● **WHAT IS EXPECTED**
Starting at the line that contains "Output a JSON", restate each line word for word through the final line of the data, keeping both ends.

● **DATA TO PROCESS**
--------------------------------------------------

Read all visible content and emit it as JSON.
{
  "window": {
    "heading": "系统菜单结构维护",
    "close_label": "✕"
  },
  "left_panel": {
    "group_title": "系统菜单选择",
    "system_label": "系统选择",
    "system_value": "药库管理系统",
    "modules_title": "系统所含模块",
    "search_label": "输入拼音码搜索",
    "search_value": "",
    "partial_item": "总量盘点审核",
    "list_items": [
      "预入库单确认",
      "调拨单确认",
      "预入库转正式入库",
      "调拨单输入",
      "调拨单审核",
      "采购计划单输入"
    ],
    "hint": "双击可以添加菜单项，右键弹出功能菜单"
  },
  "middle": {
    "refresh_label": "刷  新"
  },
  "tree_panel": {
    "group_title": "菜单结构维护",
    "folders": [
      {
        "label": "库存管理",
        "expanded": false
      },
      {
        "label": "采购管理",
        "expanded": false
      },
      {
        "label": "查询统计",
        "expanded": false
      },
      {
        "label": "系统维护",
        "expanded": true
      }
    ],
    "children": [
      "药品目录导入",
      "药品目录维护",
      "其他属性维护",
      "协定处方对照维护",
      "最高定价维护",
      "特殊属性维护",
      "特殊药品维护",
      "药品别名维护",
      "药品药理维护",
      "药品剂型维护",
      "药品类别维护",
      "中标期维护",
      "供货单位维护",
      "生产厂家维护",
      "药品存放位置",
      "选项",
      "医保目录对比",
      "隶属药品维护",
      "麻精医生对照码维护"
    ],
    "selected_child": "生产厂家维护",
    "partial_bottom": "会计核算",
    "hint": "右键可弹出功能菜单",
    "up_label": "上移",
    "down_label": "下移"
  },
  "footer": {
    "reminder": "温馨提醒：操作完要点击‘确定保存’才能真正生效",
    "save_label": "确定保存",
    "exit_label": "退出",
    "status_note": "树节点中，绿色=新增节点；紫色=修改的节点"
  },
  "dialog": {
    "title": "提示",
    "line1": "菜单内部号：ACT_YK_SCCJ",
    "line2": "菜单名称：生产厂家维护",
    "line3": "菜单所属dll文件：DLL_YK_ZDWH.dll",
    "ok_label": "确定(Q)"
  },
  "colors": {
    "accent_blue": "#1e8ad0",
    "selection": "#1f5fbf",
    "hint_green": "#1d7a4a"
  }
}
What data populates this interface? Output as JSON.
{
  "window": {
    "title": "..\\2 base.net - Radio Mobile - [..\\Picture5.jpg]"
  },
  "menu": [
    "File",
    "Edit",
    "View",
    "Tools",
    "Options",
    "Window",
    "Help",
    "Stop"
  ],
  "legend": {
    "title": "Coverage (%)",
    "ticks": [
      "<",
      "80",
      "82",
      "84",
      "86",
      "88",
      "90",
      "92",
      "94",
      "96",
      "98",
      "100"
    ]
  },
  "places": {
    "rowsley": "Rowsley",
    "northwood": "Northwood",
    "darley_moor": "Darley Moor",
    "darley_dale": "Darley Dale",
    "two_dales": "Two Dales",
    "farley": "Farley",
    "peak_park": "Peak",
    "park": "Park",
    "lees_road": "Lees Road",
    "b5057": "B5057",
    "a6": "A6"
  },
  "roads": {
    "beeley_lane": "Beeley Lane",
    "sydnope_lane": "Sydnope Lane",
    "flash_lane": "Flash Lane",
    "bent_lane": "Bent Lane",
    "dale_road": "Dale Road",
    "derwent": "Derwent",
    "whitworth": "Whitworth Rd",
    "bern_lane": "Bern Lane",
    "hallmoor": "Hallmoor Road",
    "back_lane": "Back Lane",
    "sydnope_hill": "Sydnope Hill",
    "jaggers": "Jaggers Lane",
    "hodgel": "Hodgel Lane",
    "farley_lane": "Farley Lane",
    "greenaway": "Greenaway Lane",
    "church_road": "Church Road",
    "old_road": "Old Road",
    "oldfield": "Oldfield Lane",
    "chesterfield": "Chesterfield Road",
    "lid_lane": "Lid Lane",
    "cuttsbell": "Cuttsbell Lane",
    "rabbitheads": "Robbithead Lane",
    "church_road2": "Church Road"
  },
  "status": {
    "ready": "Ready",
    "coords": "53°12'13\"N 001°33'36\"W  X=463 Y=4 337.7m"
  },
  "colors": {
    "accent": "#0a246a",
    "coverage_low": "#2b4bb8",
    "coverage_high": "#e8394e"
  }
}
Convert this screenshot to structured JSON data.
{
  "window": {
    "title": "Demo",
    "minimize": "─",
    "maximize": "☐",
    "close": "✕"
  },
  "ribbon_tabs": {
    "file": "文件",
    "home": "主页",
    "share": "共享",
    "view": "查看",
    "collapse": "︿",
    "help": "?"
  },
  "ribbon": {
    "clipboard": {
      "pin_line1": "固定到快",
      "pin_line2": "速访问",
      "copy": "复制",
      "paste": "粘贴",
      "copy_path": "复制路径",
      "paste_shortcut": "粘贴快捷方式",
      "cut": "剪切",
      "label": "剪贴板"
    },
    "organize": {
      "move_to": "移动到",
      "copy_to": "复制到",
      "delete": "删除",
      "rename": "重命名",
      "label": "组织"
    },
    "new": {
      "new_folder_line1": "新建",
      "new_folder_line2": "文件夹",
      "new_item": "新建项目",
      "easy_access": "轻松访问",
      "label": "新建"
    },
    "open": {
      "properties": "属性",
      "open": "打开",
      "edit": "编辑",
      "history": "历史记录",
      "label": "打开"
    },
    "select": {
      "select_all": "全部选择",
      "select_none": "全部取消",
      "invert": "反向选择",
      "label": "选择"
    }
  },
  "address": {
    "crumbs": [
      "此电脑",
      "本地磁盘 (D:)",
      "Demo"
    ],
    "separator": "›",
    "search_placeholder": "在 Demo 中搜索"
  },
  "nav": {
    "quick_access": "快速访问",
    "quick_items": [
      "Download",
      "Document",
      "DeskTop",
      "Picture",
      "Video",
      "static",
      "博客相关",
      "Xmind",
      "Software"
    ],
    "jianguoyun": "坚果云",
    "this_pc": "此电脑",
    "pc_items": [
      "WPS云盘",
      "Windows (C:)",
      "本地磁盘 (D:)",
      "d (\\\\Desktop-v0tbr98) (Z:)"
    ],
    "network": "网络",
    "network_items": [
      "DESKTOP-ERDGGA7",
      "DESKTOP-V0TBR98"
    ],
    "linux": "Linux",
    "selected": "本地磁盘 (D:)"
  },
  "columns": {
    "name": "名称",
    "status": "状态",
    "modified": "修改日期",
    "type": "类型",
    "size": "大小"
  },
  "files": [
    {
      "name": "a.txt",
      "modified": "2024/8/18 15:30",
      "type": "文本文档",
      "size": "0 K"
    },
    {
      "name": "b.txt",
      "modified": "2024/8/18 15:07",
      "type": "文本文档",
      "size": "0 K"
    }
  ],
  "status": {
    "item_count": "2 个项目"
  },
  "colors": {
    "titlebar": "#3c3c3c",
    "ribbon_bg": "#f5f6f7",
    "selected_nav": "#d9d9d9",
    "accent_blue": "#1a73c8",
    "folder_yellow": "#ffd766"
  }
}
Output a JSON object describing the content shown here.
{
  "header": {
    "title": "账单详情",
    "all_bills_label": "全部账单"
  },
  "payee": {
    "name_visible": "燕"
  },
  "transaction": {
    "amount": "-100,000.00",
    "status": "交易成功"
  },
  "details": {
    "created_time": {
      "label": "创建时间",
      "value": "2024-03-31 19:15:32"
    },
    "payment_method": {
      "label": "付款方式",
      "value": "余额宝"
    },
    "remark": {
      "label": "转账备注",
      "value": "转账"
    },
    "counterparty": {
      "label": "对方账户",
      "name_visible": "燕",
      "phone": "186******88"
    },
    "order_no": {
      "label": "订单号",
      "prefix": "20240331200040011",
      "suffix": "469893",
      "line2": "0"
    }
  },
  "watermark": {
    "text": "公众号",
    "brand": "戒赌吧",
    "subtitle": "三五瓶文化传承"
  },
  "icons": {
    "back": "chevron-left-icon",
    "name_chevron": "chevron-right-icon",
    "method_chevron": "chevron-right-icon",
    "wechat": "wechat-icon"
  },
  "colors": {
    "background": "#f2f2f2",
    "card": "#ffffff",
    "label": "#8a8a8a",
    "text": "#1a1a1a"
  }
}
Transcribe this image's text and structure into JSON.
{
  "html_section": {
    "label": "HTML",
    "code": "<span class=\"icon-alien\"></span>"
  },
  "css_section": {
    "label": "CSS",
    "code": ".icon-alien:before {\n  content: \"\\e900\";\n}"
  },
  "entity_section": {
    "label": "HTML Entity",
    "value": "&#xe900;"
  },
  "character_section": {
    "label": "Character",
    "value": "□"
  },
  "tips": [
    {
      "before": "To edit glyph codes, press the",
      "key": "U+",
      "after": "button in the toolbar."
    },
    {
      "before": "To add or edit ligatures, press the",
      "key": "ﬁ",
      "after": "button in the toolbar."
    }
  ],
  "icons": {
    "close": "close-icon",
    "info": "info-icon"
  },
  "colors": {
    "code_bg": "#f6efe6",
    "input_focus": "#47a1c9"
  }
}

--------------------------------------------------

● **WRITTEN RESPONSE**
Output a JSON object describing the content shown here.
{
  "header": {
    "title": "账单详情",
    "all_bills_label": "全部账单"
  },
  "payee": {
    "name_visible": "燕"
  },
  "transaction": {
    "amount": "-100,000.00",
    "status": "交易成功"
  },
  "details": {
    "created_time": {
      "label": "创建时间",
      "value": "2024-03-31 19:15:32"
    },
    "payment_method": {
      "label": "付款方式",
      "value": "余额宝"
    },
    "remark": {
      "label": "转账备注",
      "value": "转账"
    },
    "counterparty": {
      "label": "对方账户",
      "name_visible": "燕",
      "phone": "186******88"
    },
    "order_no": {
      "label": "订单号",
      "prefix": "20240331200040011",
      "suffix": "469893",
      "line2": "0"
    }
  },
  "watermark": {
    "text": "公众号",
    "brand": "戒赌吧",
    "subtitle": "三五瓶文化传承"
  },
  "icons": {
    "back": "chevron-left-icon",
    "name_chevron": "chevron-right-icon",
    "method_chevron": "chevron-right-icon",
    "wechat": "wechat-icon"
  },
  "colors": {
    "background": "#f2f2f2",
    "card": "#ffffff",
    "label": "#8a8a8a",
    "text": "#1a1a1a"
  }
}
Transcribe this image's text and structure into JSON.
{
  "html_section": {
    "label": "HTML",
    "code": "<span class=\"icon-alien\"></span>"
  },
  "css_section": {
    "label": "CSS",
    "code": ".icon-alien:before {\n  content: \"\\e900\";\n}"
  },
  "entity_section": {
    "label": "HTML Entity",
    "value": "&#xe900;"
  },
  "character_section": {
    "label": "Character",
    "value": "□"
  },
  "tips": [
    {
      "before": "To edit glyph codes, press the",
      "key": "U+",
      "after": "button in the toolbar."
    },
    {
      "before": "To add or edit ligatures, press the",
      "key": "ﬁ",
      "after": "button in the toolbar."
    }
  ],
  "icons": {
    "close": "close-icon",
    "info": "info-icon"
  },
  "colors": {
    "code_bg": "#f6efe6",
    "input_focus": "#47a1c9"
  }
}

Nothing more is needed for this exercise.